• OBJECTIVE: Exclude the pictures and reproduce the remaining data exactly as written.

┄┄┄┄┄┄┄┄┄┄┄┄┄┄┄┄┄┄┄┄

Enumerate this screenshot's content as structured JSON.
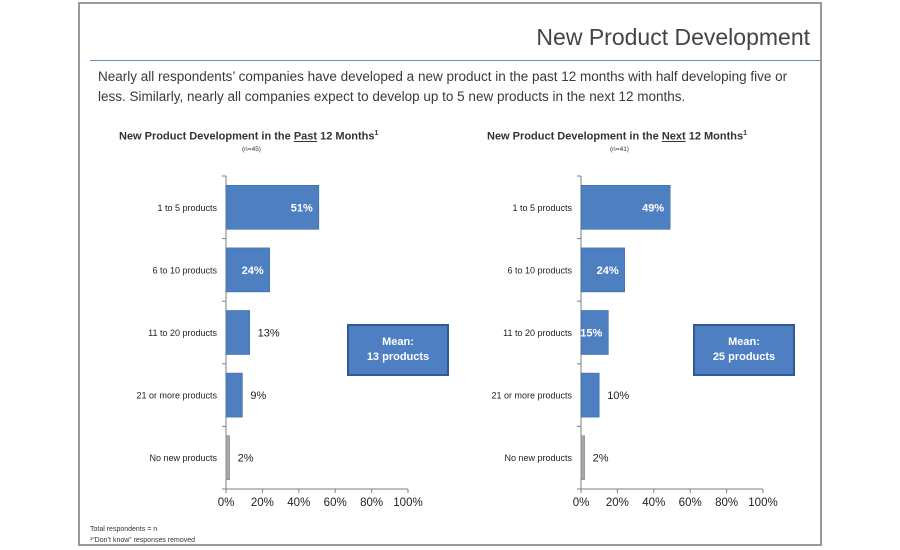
{
  "slide": {
    "title": "New Product Development",
    "intro": "Nearly all respondents’ companies have developed a new product in the past 12 months with half developing five or less. Similarly, nearly all companies expect to develop up to 5 new products in the next 12 months."
  },
  "colors": {
    "bar": "#4e80c1",
    "bar_neutral": "#a6a6a6",
    "rule": "#5b8bc8",
    "mean_box": "#4d7fc2"
  },
  "footnotes": {
    "line1": "Total respondents = n",
    "line2": "¹“Don’t know” responses removed"
  },
  "chart_data": [
    {
      "type": "bar",
      "orientation": "horizontal",
      "title_prefix": "New Product Development in the ",
      "title_emphasis": "Past",
      "title_suffix": " 12 Months",
      "title_sup": "1",
      "n_label": "(n=45)",
      "categories": [
        "1 to 5 products",
        "6 to 10 products",
        "11 to 20 products",
        "21 or more products",
        "No new products"
      ],
      "values": [
        51,
        24,
        13,
        9,
        2
      ],
      "value_labels": [
        "51%",
        "24%",
        "13%",
        "9%",
        "2%"
      ],
      "xlim": [
        0,
        100
      ],
      "xticks": [
        "0%",
        "20%",
        "40%",
        "60%",
        "80%",
        "100%"
      ],
      "mean_label": "Mean:",
      "mean_value": "13 products"
    },
    {
      "type": "bar",
      "orientation": "horizontal",
      "title_prefix": "New Product Development in the ",
      "title_emphasis": "Next",
      "title_suffix": " 12 Months",
      "title_sup": "1",
      "n_label": "(n=41)",
      "categories": [
        "1 to 5 products",
        "6 to 10 products",
        "11 to 20 products",
        "21 or more products",
        "No new products"
      ],
      "values": [
        49,
        24,
        15,
        10,
        2
      ],
      "value_labels": [
        "49%",
        "24%",
        "15%",
        "10%",
        "2%"
      ],
      "xlim": [
        0,
        100
      ],
      "xticks": [
        "0%",
        "20%",
        "40%",
        "60%",
        "80%",
        "100%"
      ],
      "mean_label": "Mean:",
      "mean_value": "25 products"
    }
  ]
}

┄┄┄┄┄┄┄┄┄┄┄┄┄┄┄┄┄┄┄┄

• TASK ANSWER:
Enumerate this screenshot's content as structured JSON.
{
  "slide": {
    "title": "New Product Development",
    "intro": "Nearly all respondents’ companies have developed a new product in the past 12 months with half developing five or less. Similarly, nearly all companies expect to develop up to 5 new products in the next 12 months."
  },
  "colors": {
    "bar": "#4e80c1",
    "bar_neutral": "#a6a6a6",
    "rule": "#5b8bc8",
    "mean_box": "#4d7fc2"
  },
  "footnotes": {
    "line1": "Total respondents = n",
    "line2": "¹“Don’t know” responses removed"
  },
  "chart_data": [
    {
      "type": "bar",
      "orientation": "horizontal",
      "title_prefix": "New Product Development in the ",
      "title_emphasis": "Past",
      "title_suffix": " 12 Months",
      "title_sup": "1",
      "n_label": "(n=45)",
      "categories": [
        "1 to 5 products",
        "6 to 10 products",
        "11 to 20 products",
        "21 or more products",
        "No new products"
      ],
      "values": [
        51,
        24,
        13,
        9,
        2
      ],
      "value_labels": [
        "51%",
        "24%",
        "13%",
        "9%",
        "2%"
      ],
      "xlim": [
        0,
        100
      ],
      "xticks": [
        "0%",
        "20%",
        "40%",
        "60%",
        "80%",
        "100%"
      ],
      "mean_label": "Mean:",
      "mean_value": "13 products"
    },
    {
      "type": "bar",
      "orientation": "horizontal",
      "title_prefix": "New Product Development in the ",
      "title_emphasis": "Next",
      "title_suffix": " 12 Months",
      "title_sup": "1",
      "n_label": "(n=41)",
      "categories": [
        "1 to 5 products",
        "6 to 10 products",
        "11 to 20 products",
        "21 or more products",
        "No new products"
      ],
      "values": [
        49,
        24,
        15,
        10,
        2
      ],
      "value_labels": [
        "49%",
        "24%",
        "15%",
        "10%",
        "2%"
      ],
      "xlim": [
        0,
        100
      ],
      "xticks": [
        "0%",
        "20%",
        "40%",
        "60%",
        "80%",
        "100%"
      ],
      "mean_label": "Mean:",
      "mean_value": "25 products"
    }
  ]
}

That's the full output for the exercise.